Please write out the material below exactly as given.

> Input material
★ ★ ★ ★

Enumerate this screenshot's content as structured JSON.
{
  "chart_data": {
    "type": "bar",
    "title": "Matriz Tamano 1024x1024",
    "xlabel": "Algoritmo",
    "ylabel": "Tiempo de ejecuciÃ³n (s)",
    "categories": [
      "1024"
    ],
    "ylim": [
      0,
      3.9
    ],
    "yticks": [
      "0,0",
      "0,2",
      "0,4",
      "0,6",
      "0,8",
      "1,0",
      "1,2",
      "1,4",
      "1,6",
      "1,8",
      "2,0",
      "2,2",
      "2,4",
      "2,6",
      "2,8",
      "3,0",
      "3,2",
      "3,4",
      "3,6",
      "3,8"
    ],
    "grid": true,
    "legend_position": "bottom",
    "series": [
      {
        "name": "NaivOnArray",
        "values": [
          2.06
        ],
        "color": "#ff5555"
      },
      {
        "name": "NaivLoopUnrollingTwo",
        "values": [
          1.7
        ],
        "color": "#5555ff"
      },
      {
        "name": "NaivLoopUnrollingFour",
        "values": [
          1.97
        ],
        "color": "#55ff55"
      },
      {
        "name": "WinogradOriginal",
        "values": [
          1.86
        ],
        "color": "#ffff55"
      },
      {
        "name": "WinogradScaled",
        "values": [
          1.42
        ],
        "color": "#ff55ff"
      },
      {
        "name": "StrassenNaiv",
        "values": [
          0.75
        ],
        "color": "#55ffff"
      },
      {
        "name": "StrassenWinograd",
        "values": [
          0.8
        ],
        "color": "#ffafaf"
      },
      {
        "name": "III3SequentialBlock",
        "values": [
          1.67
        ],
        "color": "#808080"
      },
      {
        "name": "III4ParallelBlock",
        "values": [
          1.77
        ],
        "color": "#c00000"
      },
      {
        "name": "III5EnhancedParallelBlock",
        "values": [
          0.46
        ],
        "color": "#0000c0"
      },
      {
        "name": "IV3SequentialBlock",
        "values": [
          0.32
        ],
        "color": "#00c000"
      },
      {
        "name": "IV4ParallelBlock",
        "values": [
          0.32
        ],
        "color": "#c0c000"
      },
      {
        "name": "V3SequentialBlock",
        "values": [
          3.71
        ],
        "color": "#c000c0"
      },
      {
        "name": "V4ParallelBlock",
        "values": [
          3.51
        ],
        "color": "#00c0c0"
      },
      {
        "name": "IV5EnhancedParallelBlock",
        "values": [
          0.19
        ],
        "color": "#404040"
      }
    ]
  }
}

★ ★ ★ ★

> Final result
Enumerate this screenshot's content as structured JSON.
{
  "chart_data": {
    "type": "bar",
    "title": "Matriz Tamano 1024x1024",
    "xlabel": "Algoritmo",
    "ylabel": "Tiempo de ejecuciÃ³n (s)",
    "categories": [
      "1024"
    ],
    "ylim": [
      0,
      3.9
    ],
    "yticks": [
      "0,0",
      "0,2",
      "0,4",
      "0,6",
      "0,8",
      "1,0",
      "1,2",
      "1,4",
      "1,6",
      "1,8",
      "2,0",
      "2,2",
      "2,4",
      "2,6",
      "2,8",
      "3,0",
      "3,2",
      "3,4",
      "3,6",
      "3,8"
    ],
    "grid": true,
    "legend_position": "bottom",
    "series": [
      {
        "name": "NaivOnArray",
        "values": [
          2.06
        ],
        "color": "#ff5555"
      },
      {
        "name": "NaivLoopUnrollingTwo",
        "values": [
          1.7
        ],
        "color": "#5555ff"
      },
      {
        "name": "NaivLoopUnrollingFour",
        "values": [
          1.97
        ],
        "color": "#55ff55"
      },
      {
        "name": "WinogradOriginal",
        "values": [
          1.86
        ],
        "color": "#ffff55"
      },
      {
        "name": "WinogradScaled",
        "values": [
          1.42
        ],
        "color": "#ff55ff"
      },
      {
        "name": "StrassenNaiv",
        "values": [
          0.75
        ],
        "color": "#55ffff"
      },
      {
        "name": "StrassenWinograd",
        "values": [
          0.8
        ],
        "color": "#ffafaf"
      },
      {
        "name": "III3SequentialBlock",
        "values": [
          1.67
        ],
        "color": "#808080"
      },
      {
        "name": "III4ParallelBlock",
        "values": [
          1.77
        ],
        "color": "#c00000"
      },
      {
        "name": "III5EnhancedParallelBlock",
        "values": [
          0.46
        ],
        "color": "#0000c0"
      },
      {
        "name": "IV3SequentialBlock",
        "values": [
          0.32
        ],
        "color": "#00c000"
      },
      {
        "name": "IV4ParallelBlock",
        "values": [
          0.32
        ],
        "color": "#c0c000"
      },
      {
        "name": "V3SequentialBlock",
        "values": [
          3.71
        ],
        "color": "#c000c0"
      },
      {
        "name": "V4ParallelBlock",
        "values": [
          3.51
        ],
        "color": "#00c0c0"
      },
      {
        "name": "IV5EnhancedParallelBlock",
        "values": [
          0.19
        ],
        "color": "#404040"
      }
    ]
  }
}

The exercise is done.